◆ **Do this**
Make an exact copy of each entry, leaving out every picture.

◆ **Excerpted data**
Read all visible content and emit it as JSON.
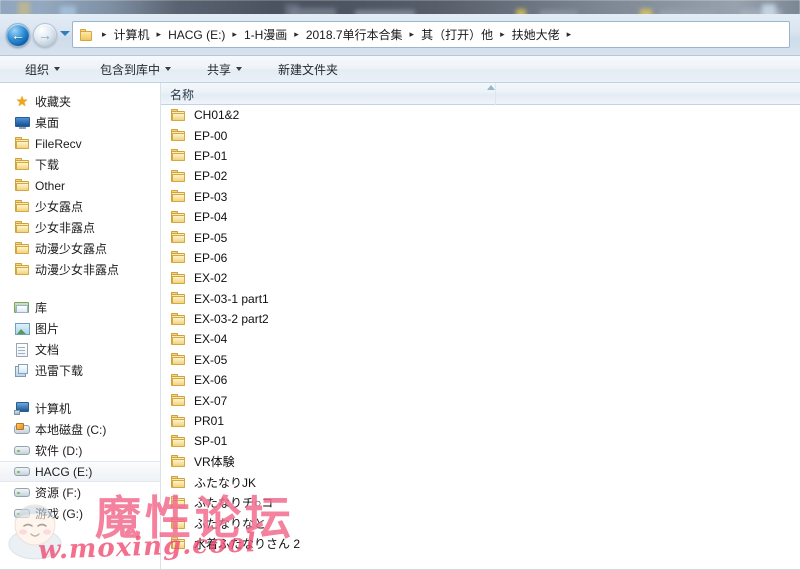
{
  "window": {
    "nav": {
      "back_icon": "back-arrow-icon",
      "back_glyph": "←",
      "forward_icon": "forward-arrow-icon",
      "forward_glyph": "→",
      "history_icon": "chevron-down-icon"
    },
    "breadcrumb": {
      "folder_icon": "folder-icon",
      "separator": "▸",
      "items": [
        "计算机",
        "HACG (E:)",
        "1-H漫画",
        "2018.7单行本合集",
        "其（打开）他",
        "扶她大佬"
      ]
    }
  },
  "toolbar": {
    "items": [
      {
        "label": "组织",
        "has_caret": true,
        "name": "organize-button"
      },
      {
        "label": "包含到库中",
        "has_caret": true,
        "name": "include-in-library-button"
      },
      {
        "label": "共享",
        "has_caret": true,
        "name": "share-with-button"
      },
      {
        "label": "新建文件夹",
        "has_caret": false,
        "name": "new-folder-button"
      }
    ]
  },
  "nav_pane": {
    "favorites": {
      "label": "收藏夹",
      "icon": "star-icon",
      "star_glyph": "★",
      "items": [
        {
          "label": "桌面",
          "icon": "desktop-icon"
        },
        {
          "label": "FileRecv",
          "icon": "folder-icon"
        },
        {
          "label": "下载",
          "icon": "downloads-icon"
        },
        {
          "label": "Other",
          "icon": "folder-icon"
        },
        {
          "label": "少女露点",
          "icon": "folder-icon"
        },
        {
          "label": "少女非露点",
          "icon": "folder-icon"
        },
        {
          "label": "动漫少女露点",
          "icon": "folder-icon"
        },
        {
          "label": "动漫少女非露点",
          "icon": "folder-icon"
        }
      ]
    },
    "libraries": {
      "label": "库",
      "icon": "library-icon",
      "items": [
        {
          "label": "图片",
          "icon": "pictures-icon"
        },
        {
          "label": "文档",
          "icon": "documents-icon"
        },
        {
          "label": "迅雷下载",
          "icon": "thunder-download-icon"
        }
      ]
    },
    "computer": {
      "label": "计算机",
      "icon": "computer-icon",
      "items": [
        {
          "label": "本地磁盘 (C:)",
          "icon": "system-drive-icon",
          "selected": false
        },
        {
          "label": "软件 (D:)",
          "icon": "drive-icon",
          "selected": false
        },
        {
          "label": "HACG (E:)",
          "icon": "drive-icon",
          "selected": true
        },
        {
          "label": "资源 (F:)",
          "icon": "drive-icon",
          "selected": false
        },
        {
          "label": "游戏 (G:)",
          "icon": "drive-icon",
          "selected": false
        }
      ]
    }
  },
  "list_pane": {
    "column_header": "名称",
    "sort_indicator": "sort-ascending-icon",
    "files": [
      {
        "name": "CH01&2",
        "icon": "folder-icon"
      },
      {
        "name": "EP-00",
        "icon": "folder-icon"
      },
      {
        "name": "EP-01",
        "icon": "folder-icon"
      },
      {
        "name": "EP-02",
        "icon": "folder-icon"
      },
      {
        "name": "EP-03",
        "icon": "folder-icon"
      },
      {
        "name": "EP-04",
        "icon": "folder-icon"
      },
      {
        "name": "EP-05",
        "icon": "folder-icon"
      },
      {
        "name": "EP-06",
        "icon": "folder-icon"
      },
      {
        "name": "EX-02",
        "icon": "folder-icon"
      },
      {
        "name": "EX-03-1 part1",
        "icon": "folder-icon"
      },
      {
        "name": "EX-03-2 part2",
        "icon": "folder-icon"
      },
      {
        "name": "EX-04",
        "icon": "folder-icon"
      },
      {
        "name": "EX-05",
        "icon": "folder-icon"
      },
      {
        "name": "EX-06",
        "icon": "folder-icon"
      },
      {
        "name": "EX-07",
        "icon": "folder-icon"
      },
      {
        "name": "PR01",
        "icon": "folder-icon"
      },
      {
        "name": "SP-01",
        "icon": "folder-icon"
      },
      {
        "name": "VR体験",
        "icon": "folder-icon"
      },
      {
        "name": "ふたなりJK",
        "icon": "folder-icon"
      },
      {
        "name": "ふたなりチ○コ",
        "icon": "folder-icon"
      },
      {
        "name": "ふたなりなと",
        "icon": "folder-icon"
      },
      {
        "name": "水着ふたなりさん 2",
        "icon": "folder-icon"
      }
    ]
  },
  "watermark": {
    "text": "魔性论坛",
    "url": "w.moxing.cool",
    "mascot": "mascot-icon",
    "color": "#f05078"
  }
}
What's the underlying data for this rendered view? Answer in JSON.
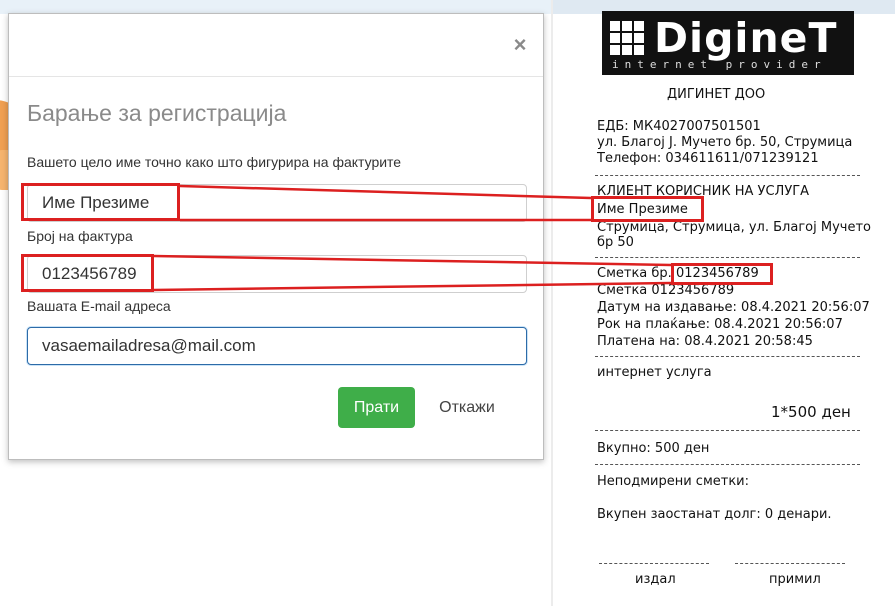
{
  "modal": {
    "close_label": "×",
    "title": "Барање за регистрација",
    "name_label": "Вашето цело име точно како што фигурира на фактурите",
    "name_value": "Име Презиме",
    "invoice_label": "Број на фактура",
    "invoice_value": "0123456789",
    "email_label": "Вашата E-mail адреса",
    "email_value": "vasaemailadresa@mail.com",
    "submit_label": "Прати",
    "cancel_label": "Откажи"
  },
  "receipt": {
    "logo_text": "DigineT",
    "logo_sub": "internet provider",
    "company": "ДИГИНЕТ ДОО",
    "edb": "ЕДБ: МК4027007501501",
    "address": "ул. Благој Ј. Мучето бр. 50, Струмица",
    "phone": "Телефон: 034611611/071239121",
    "client_header": "КЛИЕНТ КОРИСНИК НА УСЛУГА",
    "client_name": "Име Презиме",
    "client_address_1": "Струмица, Струмица, ул. Благој Мучето",
    "client_address_2": "бр 50",
    "invoice_prefix": "Сметка бр.",
    "invoice_no": "0123456789",
    "invoice_line2": "Сметка 0123456789",
    "issued": "Датум на издавање: 08.4.2021 20:56:07",
    "due": "Рок на плаќање: 08.4.2021 20:56:07",
    "paid": "Платена на:  08.4.2021 20:58:45",
    "service": "интернет услуга",
    "quantity_price": "1*500 ден",
    "total": "Вкупно: 500 ден",
    "unpaid": "Неподмирени сметки:",
    "debt": "Вкупен заостанат долг: 0 денари.",
    "issued_by": "издал",
    "received_by": "примил"
  },
  "colors": {
    "highlight": "#dc2020",
    "submit": "#3fae49",
    "focus_border": "#2d6ba8"
  }
}
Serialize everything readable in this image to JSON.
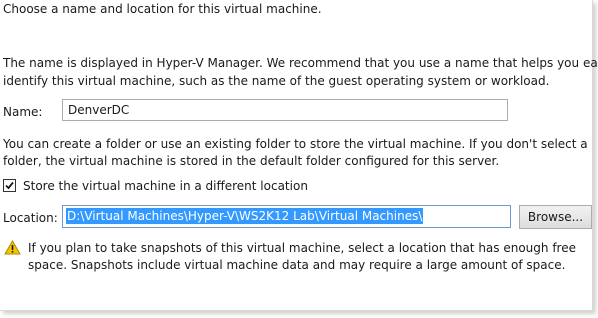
{
  "heading": "Choose a name and location for this virtual machine.",
  "description": [
    "The name is displayed in Hyper-V Manager. We recommend that you use a name that helps you easily",
    "identify this virtual machine, such as the name of the guest operating system or workload."
  ],
  "name_field": {
    "label": "Name:",
    "value": "DenverDC"
  },
  "folder_info": [
    "You can create a folder or use an existing folder to store the virtual machine. If you don't select a",
    "folder, the virtual machine is stored in the default folder configured for this server."
  ],
  "store_checkbox": {
    "label": "Store the virtual machine in a different location",
    "checked": true
  },
  "location_field": {
    "label": "Location:",
    "value": "D:\\Virtual Machines\\Hyper-V\\WS2K12 Lab\\Virtual Machines\\",
    "browse_label": "Browse..."
  },
  "warning": {
    "icon": "warning-icon",
    "lines": [
      "If you plan to take snapshots of this virtual machine, select a location that has enough free",
      "space. Snapshots include virtual machine data and may require a large amount of space."
    ]
  },
  "colors": {
    "selection": "#3399ff",
    "warning_fill": "#f5c400",
    "focus_border": "#6b9bd1"
  }
}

◆ **Result**
Read all visible content and emit it as JSON.
{
  "window": {
    "nav": {
      "back_icon": "back-arrow-icon",
      "back_glyph": "←",
      "forward_icon": "forward-arrow-icon",
      "forward_glyph": "→",
      "history_icon": "chevron-down-icon"
    },
    "breadcrumb": {
      "folder_icon": "folder-icon",
      "separator": "▸",
      "items": [
        "计算机",
        "HACG (E:)",
        "1-H漫画",
        "2018.7单行本合集",
        "其（打开）他",
        "扶她大佬"
      ]
    }
  },
  "toolbar": {
    "items": [
      {
        "label": "组织",
        "has_caret": true,
        "name": "organize-button"
      },
      {
        "label": "包含到库中",
        "has_caret": true,
        "name": "include-in-library-button"
      },
      {
        "label": "共享",
        "has_caret": true,
        "name": "share-with-button"
      },
      {
        "label": "新建文件夹",
        "has_caret": false,
        "name": "new-folder-button"
      }
    ]
  },
  "nav_pane": {
    "favorites": {
      "label": "收藏夹",
      "icon": "star-icon",
      "star_glyph": "★",
      "items": [
        {
          "label": "桌面",
          "icon": "desktop-icon"
        },
        {
          "label": "FileRecv",
          "icon": "folder-icon"
        },
        {
          "label": "下载",
          "icon": "downloads-icon"
        },
        {
          "label": "Other",
          "icon": "folder-icon"
        },
        {
          "label": "少女露点",
          "icon": "folder-icon"
        },
        {
          "label": "少女非露点",
          "icon": "folder-icon"
        },
        {
          "label": "动漫少女露点",
          "icon": "folder-icon"
        },
        {
          "label": "动漫少女非露点",
          "icon": "folder-icon"
        }
      ]
    },
    "libraries": {
      "label": "库",
      "icon": "library-icon",
      "items": [
        {
          "label": "图片",
          "icon": "pictures-icon"
        },
        {
          "label": "文档",
          "icon": "documents-icon"
        },
        {
          "label": "迅雷下载",
          "icon": "thunder-download-icon"
        }
      ]
    },
    "computer": {
      "label": "计算机",
      "icon": "computer-icon",
      "items": [
        {
          "label": "本地磁盘 (C:)",
          "icon": "system-drive-icon",
          "selected": false
        },
        {
          "label": "软件 (D:)",
          "icon": "drive-icon",
          "selected": false
        },
        {
          "label": "HACG (E:)",
          "icon": "drive-icon",
          "selected": true
        },
        {
          "label": "资源 (F:)",
          "icon": "drive-icon",
          "selected": false
        },
        {
          "label": "游戏 (G:)",
          "icon": "drive-icon",
          "selected": false
        }
      ]
    }
  },
  "list_pane": {
    "column_header": "名称",
    "sort_indicator": "sort-ascending-icon",
    "files": [
      {
        "name": "CH01&2",
        "icon": "folder-icon"
      },
      {
        "name": "EP-00",
        "icon": "folder-icon"
      },
      {
        "name": "EP-01",
        "icon": "folder-icon"
      },
      {
        "name": "EP-02",
        "icon": "folder-icon"
      },
      {
        "name": "EP-03",
        "icon": "folder-icon"
      },
      {
        "name": "EP-04",
        "icon": "folder-icon"
      },
      {
        "name": "EP-05",
        "icon": "folder-icon"
      },
      {
        "name": "EP-06",
        "icon": "folder-icon"
      },
      {
        "name": "EX-02",
        "icon": "folder-icon"
      },
      {
        "name": "EX-03-1 part1",
        "icon": "folder-icon"
      },
      {
        "name": "EX-03-2 part2",
        "icon": "folder-icon"
      },
      {
        "name": "EX-04",
        "icon": "folder-icon"
      },
      {
        "name": "EX-05",
        "icon": "folder-icon"
      },
      {
        "name": "EX-06",
        "icon": "folder-icon"
      },
      {
        "name": "EX-07",
        "icon": "folder-icon"
      },
      {
        "name": "PR01",
        "icon": "folder-icon"
      },
      {
        "name": "SP-01",
        "icon": "folder-icon"
      },
      {
        "name": "VR体験",
        "icon": "folder-icon"
      },
      {
        "name": "ふたなりJK",
        "icon": "folder-icon"
      },
      {
        "name": "ふたなりチ○コ",
        "icon": "folder-icon"
      },
      {
        "name": "ふたなりなと",
        "icon": "folder-icon"
      },
      {
        "name": "水着ふたなりさん 2",
        "icon": "folder-icon"
      }
    ]
  },
  "watermark": {
    "text": "魔性论坛",
    "url": "w.moxing.cool",
    "mascot": "mascot-icon",
    "color": "#f05078"
  }
}
What's the underlying data for this rendered view? Answer in JSON.
{
  "modal": {
    "close_label": "×",
    "title": "Барање за регистрација",
    "name_label": "Вашето цело име точно како што фигурира на фактурите",
    "name_value": "Име Презиме",
    "invoice_label": "Број на фактура",
    "invoice_value": "0123456789",
    "email_label": "Вашата E-mail адреса",
    "email_value": "vasaemailadresa@mail.com",
    "submit_label": "Прати",
    "cancel_label": "Откажи"
  },
  "receipt": {
    "logo_text": "DigineT",
    "logo_sub": "internet provider",
    "company": "ДИГИНЕТ ДОО",
    "edb": "ЕДБ: МК4027007501501",
    "address": "ул. Благој Ј. Мучето бр. 50, Струмица",
    "phone": "Телефон: 034611611/071239121",
    "client_header": "КЛИЕНТ КОРИСНИК НА УСЛУГА",
    "client_name": "Име Презиме",
    "client_address_1": "Струмица, Струмица, ул. Благој Мучето",
    "client_address_2": "бр 50",
    "invoice_prefix": "Сметка бр.",
    "invoice_no": "0123456789",
    "invoice_line2": "Сметка 0123456789",
    "issued": "Датум на издавање: 08.4.2021 20:56:07",
    "due": "Рок на плаќање: 08.4.2021 20:56:07",
    "paid": "Платена на:  08.4.2021 20:58:45",
    "service": "интернет услуга",
    "quantity_price": "1*500 ден",
    "total": "Вкупно: 500 ден",
    "unpaid": "Неподмирени сметки:",
    "debt": "Вкупен заостанат долг: 0 денари.",
    "issued_by": "издал",
    "received_by": "примил"
  },
  "colors": {
    "highlight": "#dc2020",
    "submit": "#3fae49",
    "focus_border": "#2d6ba8"
  }
}
Serialize everything readable in this image to JSON.
{
  "heading": "Choose a name and location for this virtual machine.",
  "description": [
    "The name is displayed in Hyper-V Manager. We recommend that you use a name that helps you easily",
    "identify this virtual machine, such as the name of the guest operating system or workload."
  ],
  "name_field": {
    "label": "Name:",
    "value": "DenverDC"
  },
  "folder_info": [
    "You can create a folder or use an existing folder to store the virtual machine. If you don't select a",
    "folder, the virtual machine is stored in the default folder configured for this server."
  ],
  "store_checkbox": {
    "label": "Store the virtual machine in a different location",
    "checked": true
  },
  "location_field": {
    "label": "Location:",
    "value": "D:\\Virtual Machines\\Hyper-V\\WS2K12 Lab\\Virtual Machines\\",
    "browse_label": "Browse..."
  },
  "warning": {
    "icon": "warning-icon",
    "lines": [
      "If you plan to take snapshots of this virtual machine, select a location that has enough free",
      "space. Snapshots include virtual machine data and may require a large amount of space."
    ]
  },
  "colors": {
    "selection": "#3399ff",
    "warning_fill": "#f5c400",
    "focus_border": "#6b9bd1"
  }
}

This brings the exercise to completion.